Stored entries
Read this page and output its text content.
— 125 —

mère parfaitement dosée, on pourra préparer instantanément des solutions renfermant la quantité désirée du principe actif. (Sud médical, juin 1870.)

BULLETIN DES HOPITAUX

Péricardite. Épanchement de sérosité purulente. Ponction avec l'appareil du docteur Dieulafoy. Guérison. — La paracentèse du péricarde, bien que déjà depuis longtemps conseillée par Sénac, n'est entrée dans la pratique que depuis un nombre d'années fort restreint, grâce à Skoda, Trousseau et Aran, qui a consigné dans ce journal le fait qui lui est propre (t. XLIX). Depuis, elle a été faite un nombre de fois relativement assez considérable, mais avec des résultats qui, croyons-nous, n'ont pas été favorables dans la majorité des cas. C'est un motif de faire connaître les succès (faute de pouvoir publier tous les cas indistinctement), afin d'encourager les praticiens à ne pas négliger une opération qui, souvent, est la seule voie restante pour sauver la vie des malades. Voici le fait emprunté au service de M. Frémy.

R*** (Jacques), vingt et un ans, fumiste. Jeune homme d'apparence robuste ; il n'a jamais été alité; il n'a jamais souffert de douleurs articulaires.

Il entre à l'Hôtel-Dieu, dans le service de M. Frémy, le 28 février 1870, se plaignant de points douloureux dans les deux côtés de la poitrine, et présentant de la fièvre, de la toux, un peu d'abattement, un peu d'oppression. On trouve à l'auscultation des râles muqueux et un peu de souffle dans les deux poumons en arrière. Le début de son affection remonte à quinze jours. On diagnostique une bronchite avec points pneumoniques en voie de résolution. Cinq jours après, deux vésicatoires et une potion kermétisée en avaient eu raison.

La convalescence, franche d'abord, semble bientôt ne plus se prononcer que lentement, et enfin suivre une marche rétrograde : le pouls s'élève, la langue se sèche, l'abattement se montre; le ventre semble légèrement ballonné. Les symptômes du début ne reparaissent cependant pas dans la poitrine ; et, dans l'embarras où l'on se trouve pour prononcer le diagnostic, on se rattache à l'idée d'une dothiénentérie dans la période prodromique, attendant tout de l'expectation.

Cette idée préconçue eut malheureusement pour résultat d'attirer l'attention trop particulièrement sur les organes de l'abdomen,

# DESCRIPTION OF THE TASK
Collect every line above that contains the word "début".

# THE REPLY
Il entre à l'Hôtel-Dieu, dans le service de M. Frémy, le 28 février 1870, se plaignant de points douloureux dans les deux côtés de la poitrine, et présentant de la fièvre, de la toux, un peu d'abattement, un peu d'oppression. On trouve à l'auscultation des râles muqueux et un peu de souffle dans les deux poumons en arrière. Le début de son affection remonte à quinze jours. On diagnostique une bronchite avec points pneumoniques en voie de résolution. Cinq jours après, deux vésicatoires et une potion kermétisée en avaient eu raison.
La convalescence, franche d'abord, semble bientôt ne plus se prononcer que lentement, et enfin suivre une marche rétrograde : le pouls s'élève, la langue se sèche, l'abattement se montre; le ventre semble légèrement ballonné. Les symptômes du début ne reparaissent cependant pas dans la poitrine ; et, dans l'embarras où l'on se trouve pour prononcer le diagnostic, on se rattache à l'idée d'une dothiénentérie dans la période prodromique, attendant tout de l'expectation.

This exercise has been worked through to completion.